OBJECTIVE:
Pick out and copy every line in the data below that contains the string "dropdown". Case matters, so count a line only when the capital and small letters match.

TASK INPUTS:
───

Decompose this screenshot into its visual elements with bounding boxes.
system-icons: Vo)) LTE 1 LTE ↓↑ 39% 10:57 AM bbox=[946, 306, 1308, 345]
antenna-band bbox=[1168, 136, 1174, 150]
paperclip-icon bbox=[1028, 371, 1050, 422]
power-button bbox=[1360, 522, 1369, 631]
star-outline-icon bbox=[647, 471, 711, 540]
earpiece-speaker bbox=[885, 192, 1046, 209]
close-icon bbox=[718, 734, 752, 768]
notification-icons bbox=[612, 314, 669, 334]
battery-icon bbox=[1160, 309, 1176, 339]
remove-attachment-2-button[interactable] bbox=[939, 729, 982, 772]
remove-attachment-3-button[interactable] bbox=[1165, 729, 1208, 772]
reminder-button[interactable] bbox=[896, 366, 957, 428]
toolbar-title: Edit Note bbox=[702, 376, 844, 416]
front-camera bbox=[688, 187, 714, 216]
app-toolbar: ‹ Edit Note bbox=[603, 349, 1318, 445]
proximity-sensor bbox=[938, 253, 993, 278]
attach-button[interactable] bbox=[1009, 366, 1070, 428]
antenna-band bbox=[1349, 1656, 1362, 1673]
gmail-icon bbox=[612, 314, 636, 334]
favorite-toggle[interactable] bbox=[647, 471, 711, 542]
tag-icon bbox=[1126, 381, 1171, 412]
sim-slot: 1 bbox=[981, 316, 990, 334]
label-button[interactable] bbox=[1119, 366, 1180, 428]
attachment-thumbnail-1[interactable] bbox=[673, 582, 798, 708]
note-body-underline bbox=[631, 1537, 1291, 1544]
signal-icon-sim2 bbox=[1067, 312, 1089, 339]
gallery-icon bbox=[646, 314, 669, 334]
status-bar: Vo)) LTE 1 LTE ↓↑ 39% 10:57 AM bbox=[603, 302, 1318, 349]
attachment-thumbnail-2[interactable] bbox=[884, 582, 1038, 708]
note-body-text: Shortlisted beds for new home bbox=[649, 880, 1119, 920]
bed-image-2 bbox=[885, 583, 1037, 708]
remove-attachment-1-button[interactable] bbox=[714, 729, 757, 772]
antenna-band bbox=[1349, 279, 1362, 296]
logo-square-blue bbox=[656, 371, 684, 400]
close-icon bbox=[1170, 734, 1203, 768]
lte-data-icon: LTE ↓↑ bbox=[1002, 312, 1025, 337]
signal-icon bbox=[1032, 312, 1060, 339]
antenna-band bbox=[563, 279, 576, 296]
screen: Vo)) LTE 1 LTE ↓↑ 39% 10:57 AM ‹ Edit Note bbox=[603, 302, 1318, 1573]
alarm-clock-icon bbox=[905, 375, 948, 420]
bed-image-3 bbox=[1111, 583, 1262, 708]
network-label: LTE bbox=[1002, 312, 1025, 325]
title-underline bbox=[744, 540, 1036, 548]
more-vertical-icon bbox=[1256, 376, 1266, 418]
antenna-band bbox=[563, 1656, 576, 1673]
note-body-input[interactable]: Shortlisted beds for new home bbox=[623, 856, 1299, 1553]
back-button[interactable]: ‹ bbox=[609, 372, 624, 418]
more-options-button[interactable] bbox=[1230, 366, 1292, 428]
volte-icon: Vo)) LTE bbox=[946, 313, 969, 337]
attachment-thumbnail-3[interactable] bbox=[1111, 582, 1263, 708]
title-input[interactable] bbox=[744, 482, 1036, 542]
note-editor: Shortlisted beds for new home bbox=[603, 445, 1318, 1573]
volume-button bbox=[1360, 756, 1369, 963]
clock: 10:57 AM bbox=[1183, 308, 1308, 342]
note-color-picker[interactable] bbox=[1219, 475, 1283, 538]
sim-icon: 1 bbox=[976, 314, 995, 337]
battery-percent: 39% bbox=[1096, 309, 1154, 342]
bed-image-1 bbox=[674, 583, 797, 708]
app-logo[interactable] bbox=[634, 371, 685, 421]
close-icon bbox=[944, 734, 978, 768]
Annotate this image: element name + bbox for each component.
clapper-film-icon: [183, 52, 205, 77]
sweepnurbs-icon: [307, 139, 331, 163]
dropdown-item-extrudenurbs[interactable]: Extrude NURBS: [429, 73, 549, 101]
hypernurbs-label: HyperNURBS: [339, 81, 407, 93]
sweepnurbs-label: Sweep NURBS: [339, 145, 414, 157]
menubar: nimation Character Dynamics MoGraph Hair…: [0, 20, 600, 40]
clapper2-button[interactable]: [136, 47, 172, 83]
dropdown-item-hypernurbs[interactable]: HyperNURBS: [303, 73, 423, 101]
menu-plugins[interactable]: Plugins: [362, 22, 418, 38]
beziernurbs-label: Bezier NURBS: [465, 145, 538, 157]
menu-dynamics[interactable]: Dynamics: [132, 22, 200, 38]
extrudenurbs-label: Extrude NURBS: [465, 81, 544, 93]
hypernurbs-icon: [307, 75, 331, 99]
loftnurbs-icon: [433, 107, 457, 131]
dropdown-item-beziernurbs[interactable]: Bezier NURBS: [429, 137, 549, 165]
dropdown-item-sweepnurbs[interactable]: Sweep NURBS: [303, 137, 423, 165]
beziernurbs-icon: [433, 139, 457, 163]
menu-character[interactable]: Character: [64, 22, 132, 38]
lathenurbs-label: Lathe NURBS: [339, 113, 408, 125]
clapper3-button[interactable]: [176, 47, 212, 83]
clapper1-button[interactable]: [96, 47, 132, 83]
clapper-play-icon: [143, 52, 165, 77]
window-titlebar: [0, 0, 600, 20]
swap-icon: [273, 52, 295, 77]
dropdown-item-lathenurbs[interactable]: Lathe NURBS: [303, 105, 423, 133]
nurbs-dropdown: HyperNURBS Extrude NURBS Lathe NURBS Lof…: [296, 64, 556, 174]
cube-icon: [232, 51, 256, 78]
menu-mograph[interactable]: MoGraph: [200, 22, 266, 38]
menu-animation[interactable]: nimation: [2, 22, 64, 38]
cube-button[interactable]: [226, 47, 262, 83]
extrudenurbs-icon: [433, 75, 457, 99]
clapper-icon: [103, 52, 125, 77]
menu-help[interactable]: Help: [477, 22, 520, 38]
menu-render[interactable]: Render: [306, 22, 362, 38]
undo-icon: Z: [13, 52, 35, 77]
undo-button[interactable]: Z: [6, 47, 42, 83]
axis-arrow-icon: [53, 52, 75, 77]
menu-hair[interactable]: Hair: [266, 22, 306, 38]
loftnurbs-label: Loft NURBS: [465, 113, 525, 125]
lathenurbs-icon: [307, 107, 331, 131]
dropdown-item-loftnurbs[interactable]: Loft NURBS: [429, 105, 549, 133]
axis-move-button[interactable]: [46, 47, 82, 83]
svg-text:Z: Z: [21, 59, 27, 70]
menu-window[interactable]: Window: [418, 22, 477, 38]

───

ANSWER FOR THE TASK:
dropdown-item-extrudenurbs[interactable]: Extrude NURBS: [429, 73, 549, 101]
dropdown-item-hypernurbs[interactable]: HyperNURBS: [303, 73, 423, 101]
dropdown-item-beziernurbs[interactable]: Bezier NURBS: [429, 137, 549, 165]
dropdown-item-sweepnurbs[interactable]: Sweep NURBS: [303, 137, 423, 165]
dropdown-item-lathenurbs[interactable]: Lathe NURBS: [303, 105, 423, 133]
nurbs-dropdown: HyperNURBS Extrude NURBS Lathe NURBS Lof…: [296, 64, 556, 174]
dropdown-item-loftnurbs[interactable]: Loft NURBS: [429, 105, 549, 133]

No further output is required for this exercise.